DIRECTIONS FOR THIS TASK:
Give the data below again, word for word.

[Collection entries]
((

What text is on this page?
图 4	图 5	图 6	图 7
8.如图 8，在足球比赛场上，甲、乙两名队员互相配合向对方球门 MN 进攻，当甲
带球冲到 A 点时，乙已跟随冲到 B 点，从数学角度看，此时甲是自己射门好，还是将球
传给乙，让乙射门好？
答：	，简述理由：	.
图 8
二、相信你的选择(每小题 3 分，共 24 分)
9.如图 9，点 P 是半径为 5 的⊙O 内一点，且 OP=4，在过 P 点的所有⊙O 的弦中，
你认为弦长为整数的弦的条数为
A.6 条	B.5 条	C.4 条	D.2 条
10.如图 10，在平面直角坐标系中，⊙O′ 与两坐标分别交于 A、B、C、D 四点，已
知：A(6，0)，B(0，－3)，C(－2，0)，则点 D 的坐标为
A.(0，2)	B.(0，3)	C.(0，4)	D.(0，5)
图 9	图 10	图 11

))

SOLUTION TO THE PROBLEM:
What text is on this page?
图 4	图 5	图 6	图 7
8.如图 8，在足球比赛场上，甲、乙两名队员互相配合向对方球门 MN 进攻，当甲
带球冲到 A 点时，乙已跟随冲到 B 点，从数学角度看，此时甲是自己射门好，还是将球
传给乙，让乙射门好？
答：	，简述理由：	.
图 8
二、相信你的选择(每小题 3 分，共 24 分)
9.如图 9，点 P 是半径为 5 的⊙O 内一点，且 OP=4，在过 P 点的所有⊙O 的弦中，
你认为弦长为整数的弦的条数为
A.6 条	B.5 条	C.4 条	D.2 条
10.如图 10，在平面直角坐标系中，⊙O′ 与两坐标分别交于 A、B、C、D 四点，已
知：A(6，0)，B(0，－3)，C(－2，0)，则点 D 的坐标为
A.(0，2)	B.(0，3)	C.(0，4)	D.(0，5)
图 9	图 10	图 11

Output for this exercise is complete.